Look through the entries below and report how many lines hold the string "editor". Only the number is wanted.

Source data:
--------------------

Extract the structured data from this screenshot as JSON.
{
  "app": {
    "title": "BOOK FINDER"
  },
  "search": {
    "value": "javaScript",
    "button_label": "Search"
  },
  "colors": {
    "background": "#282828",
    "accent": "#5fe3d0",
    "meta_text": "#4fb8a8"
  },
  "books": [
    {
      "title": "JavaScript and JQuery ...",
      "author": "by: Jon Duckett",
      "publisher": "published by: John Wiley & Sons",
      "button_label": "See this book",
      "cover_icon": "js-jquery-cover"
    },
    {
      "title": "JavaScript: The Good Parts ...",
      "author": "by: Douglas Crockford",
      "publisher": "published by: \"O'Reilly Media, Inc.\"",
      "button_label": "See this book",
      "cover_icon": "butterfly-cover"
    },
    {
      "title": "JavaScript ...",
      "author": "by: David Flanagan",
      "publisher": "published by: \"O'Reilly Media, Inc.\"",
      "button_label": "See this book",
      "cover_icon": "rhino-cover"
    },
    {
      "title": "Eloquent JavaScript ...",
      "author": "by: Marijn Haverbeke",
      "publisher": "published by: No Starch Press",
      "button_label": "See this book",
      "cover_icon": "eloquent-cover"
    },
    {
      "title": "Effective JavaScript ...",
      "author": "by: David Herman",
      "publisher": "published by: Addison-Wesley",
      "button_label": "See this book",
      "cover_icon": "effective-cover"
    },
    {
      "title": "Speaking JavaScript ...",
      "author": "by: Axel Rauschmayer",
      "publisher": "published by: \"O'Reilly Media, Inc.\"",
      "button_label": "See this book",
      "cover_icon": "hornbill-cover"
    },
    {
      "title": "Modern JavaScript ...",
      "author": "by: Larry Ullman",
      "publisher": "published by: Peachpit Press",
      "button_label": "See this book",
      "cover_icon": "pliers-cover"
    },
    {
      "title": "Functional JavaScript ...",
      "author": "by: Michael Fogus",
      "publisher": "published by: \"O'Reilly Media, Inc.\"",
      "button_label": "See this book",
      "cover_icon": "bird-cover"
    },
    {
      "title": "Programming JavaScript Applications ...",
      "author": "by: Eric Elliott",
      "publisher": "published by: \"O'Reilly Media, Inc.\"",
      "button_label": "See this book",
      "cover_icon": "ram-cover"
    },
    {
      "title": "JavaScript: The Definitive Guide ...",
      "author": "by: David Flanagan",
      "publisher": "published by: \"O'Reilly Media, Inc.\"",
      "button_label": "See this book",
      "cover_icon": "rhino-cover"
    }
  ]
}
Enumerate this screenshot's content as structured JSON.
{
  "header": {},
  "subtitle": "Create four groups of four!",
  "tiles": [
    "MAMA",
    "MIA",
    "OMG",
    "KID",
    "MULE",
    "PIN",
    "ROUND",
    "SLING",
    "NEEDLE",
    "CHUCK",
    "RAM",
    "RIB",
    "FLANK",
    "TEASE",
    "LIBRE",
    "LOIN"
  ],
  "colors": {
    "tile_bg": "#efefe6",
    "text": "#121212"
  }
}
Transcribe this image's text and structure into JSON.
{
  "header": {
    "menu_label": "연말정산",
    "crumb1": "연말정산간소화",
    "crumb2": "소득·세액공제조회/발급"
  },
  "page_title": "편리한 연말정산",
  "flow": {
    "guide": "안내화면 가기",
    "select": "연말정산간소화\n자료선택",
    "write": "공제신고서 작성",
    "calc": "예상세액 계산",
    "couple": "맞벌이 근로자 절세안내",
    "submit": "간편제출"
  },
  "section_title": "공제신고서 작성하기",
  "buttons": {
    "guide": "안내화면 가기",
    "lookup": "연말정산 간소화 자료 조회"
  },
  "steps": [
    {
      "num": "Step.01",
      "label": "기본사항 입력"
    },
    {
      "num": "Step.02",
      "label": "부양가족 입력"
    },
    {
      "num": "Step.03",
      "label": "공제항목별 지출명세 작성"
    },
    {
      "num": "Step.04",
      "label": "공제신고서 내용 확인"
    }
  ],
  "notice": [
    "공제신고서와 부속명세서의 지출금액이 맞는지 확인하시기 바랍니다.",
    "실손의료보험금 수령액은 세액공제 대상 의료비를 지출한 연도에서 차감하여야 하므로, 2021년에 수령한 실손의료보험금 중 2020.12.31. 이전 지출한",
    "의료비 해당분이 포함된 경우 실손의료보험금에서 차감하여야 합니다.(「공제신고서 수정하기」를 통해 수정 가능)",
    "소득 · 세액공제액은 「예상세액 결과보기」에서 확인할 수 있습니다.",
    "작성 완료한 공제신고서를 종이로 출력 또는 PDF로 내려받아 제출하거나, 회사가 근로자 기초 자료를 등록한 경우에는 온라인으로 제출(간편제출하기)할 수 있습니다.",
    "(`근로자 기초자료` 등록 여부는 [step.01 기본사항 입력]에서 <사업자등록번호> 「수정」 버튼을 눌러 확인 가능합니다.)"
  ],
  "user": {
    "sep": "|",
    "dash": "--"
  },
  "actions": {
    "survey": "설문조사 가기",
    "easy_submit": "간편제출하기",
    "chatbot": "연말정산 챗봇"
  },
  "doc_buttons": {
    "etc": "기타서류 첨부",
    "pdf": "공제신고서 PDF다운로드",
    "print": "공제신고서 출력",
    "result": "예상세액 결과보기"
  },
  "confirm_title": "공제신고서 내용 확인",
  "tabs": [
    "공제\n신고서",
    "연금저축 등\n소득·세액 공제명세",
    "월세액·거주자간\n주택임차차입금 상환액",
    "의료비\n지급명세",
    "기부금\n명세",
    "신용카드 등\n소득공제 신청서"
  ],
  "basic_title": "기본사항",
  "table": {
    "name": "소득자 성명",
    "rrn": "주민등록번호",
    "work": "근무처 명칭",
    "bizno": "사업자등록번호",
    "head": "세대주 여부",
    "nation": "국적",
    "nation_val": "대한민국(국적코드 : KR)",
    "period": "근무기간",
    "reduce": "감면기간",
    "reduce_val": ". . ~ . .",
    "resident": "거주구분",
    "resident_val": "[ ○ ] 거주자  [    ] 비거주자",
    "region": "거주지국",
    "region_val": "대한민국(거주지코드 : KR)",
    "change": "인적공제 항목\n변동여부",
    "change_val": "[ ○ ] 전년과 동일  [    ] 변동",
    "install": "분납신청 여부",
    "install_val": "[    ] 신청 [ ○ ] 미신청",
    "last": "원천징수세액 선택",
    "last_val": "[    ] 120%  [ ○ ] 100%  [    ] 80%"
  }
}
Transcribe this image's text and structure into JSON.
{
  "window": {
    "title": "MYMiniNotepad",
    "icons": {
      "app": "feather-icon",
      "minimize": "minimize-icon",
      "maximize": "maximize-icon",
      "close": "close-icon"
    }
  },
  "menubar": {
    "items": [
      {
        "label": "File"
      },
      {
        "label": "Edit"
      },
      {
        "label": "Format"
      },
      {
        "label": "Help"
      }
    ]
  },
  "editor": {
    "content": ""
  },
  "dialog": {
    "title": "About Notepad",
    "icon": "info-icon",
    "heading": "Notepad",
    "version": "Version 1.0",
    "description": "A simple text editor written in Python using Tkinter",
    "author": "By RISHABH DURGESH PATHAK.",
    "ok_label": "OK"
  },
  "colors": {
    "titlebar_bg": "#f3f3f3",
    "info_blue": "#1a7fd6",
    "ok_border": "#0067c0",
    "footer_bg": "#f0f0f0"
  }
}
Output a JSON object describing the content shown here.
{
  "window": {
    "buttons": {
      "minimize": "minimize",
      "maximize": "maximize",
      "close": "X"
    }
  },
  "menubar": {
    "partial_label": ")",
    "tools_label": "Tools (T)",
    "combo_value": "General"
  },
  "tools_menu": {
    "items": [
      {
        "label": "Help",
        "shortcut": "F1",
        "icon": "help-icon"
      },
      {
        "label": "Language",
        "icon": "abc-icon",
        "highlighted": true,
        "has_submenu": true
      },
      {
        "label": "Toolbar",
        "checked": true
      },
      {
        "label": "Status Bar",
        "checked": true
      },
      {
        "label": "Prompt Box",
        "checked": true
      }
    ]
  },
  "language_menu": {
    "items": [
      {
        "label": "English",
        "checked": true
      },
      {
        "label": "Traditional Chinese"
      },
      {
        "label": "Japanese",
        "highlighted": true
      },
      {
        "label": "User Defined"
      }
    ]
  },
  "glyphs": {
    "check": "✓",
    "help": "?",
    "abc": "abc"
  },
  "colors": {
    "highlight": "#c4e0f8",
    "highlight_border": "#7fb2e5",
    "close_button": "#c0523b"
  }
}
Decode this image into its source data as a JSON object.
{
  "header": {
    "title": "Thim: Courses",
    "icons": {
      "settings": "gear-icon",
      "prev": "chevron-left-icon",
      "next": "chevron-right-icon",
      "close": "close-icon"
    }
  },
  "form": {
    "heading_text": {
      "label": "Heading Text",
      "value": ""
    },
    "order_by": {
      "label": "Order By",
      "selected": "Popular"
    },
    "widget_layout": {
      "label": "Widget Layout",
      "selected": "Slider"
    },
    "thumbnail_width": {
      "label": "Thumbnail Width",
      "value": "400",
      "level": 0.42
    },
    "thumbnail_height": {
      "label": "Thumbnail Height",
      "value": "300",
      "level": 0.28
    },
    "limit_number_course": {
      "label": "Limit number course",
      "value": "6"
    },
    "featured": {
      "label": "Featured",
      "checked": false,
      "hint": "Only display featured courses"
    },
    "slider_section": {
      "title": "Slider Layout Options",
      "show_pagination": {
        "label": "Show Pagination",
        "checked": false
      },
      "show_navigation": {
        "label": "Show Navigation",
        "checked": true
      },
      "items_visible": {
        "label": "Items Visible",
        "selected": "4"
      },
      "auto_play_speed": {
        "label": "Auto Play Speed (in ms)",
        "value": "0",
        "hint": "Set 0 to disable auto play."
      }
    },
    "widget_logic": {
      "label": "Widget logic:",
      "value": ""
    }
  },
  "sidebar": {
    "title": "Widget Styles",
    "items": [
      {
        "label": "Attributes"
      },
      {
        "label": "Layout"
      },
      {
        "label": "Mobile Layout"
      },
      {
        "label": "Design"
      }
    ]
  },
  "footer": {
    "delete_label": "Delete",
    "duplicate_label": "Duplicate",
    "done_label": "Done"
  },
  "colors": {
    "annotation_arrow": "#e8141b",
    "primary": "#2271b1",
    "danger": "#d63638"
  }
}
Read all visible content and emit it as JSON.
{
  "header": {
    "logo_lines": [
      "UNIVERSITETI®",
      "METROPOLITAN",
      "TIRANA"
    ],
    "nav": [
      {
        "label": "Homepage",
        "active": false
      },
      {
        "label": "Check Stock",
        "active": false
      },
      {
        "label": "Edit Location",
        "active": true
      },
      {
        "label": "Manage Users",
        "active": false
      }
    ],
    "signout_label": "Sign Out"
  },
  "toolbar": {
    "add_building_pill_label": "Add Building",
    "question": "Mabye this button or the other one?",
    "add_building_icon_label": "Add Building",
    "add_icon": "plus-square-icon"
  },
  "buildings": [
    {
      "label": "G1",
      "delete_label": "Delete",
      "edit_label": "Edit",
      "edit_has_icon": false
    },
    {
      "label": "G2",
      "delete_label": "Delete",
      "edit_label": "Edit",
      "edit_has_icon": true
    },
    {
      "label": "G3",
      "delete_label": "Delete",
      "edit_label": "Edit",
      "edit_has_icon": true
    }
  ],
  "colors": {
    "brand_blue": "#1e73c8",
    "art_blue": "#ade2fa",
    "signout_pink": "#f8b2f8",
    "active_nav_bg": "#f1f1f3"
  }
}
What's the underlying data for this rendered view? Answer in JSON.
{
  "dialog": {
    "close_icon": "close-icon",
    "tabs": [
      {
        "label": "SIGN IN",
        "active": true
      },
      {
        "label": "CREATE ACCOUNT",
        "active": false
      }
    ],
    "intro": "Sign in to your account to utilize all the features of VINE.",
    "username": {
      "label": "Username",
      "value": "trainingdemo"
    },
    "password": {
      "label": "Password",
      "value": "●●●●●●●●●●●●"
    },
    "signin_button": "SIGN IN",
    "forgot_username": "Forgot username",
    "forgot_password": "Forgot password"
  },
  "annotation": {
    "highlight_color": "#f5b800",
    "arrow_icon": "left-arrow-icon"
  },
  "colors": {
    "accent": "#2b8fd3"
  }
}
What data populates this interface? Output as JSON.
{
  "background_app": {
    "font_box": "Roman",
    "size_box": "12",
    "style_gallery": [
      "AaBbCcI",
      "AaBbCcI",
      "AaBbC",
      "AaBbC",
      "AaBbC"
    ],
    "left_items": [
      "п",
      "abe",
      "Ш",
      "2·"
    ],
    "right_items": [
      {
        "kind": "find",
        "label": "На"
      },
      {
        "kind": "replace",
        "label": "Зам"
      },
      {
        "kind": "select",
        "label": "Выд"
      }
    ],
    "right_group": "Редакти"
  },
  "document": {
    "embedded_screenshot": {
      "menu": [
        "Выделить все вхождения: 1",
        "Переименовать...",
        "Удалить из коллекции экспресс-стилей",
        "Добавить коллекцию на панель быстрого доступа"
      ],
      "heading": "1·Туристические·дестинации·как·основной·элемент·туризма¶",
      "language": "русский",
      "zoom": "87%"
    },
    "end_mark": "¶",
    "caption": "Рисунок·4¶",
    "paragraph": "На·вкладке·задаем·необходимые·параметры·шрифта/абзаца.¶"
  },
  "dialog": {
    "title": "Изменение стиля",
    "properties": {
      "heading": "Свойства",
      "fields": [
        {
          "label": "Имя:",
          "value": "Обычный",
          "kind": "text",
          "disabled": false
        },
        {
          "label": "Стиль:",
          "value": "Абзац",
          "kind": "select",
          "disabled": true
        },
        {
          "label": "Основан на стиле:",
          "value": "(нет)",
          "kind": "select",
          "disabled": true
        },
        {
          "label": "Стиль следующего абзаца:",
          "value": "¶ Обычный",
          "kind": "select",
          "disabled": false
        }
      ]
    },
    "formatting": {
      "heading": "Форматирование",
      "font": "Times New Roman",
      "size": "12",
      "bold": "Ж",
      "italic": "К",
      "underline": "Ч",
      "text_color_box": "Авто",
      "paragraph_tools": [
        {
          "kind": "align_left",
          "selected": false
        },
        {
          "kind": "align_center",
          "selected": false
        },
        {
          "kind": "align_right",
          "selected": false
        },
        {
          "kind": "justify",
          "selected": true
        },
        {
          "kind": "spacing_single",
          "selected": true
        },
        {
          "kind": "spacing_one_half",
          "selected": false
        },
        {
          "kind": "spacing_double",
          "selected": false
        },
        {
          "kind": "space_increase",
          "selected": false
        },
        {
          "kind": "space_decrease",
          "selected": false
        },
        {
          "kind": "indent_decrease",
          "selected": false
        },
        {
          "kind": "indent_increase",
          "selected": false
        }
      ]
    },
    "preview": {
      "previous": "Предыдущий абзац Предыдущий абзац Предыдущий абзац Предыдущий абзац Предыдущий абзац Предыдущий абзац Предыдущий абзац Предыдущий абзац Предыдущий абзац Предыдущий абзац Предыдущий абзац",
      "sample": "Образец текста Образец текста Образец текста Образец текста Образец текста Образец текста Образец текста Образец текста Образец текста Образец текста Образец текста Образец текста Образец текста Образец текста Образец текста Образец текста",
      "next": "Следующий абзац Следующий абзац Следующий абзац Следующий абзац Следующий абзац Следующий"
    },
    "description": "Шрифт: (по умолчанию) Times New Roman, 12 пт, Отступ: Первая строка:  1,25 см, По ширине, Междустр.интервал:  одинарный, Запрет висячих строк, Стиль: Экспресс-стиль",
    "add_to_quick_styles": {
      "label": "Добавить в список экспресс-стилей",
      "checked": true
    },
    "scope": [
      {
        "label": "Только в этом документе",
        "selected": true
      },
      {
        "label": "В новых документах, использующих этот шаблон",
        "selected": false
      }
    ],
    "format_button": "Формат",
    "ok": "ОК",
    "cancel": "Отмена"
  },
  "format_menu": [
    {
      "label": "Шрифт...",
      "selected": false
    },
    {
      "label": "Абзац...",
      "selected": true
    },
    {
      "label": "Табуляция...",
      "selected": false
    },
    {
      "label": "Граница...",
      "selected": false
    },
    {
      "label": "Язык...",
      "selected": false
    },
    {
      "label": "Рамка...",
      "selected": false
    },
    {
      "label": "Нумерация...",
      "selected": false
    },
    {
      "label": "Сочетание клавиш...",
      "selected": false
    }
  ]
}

--------------------

▸ **WRITTEN SOLUTION**:
2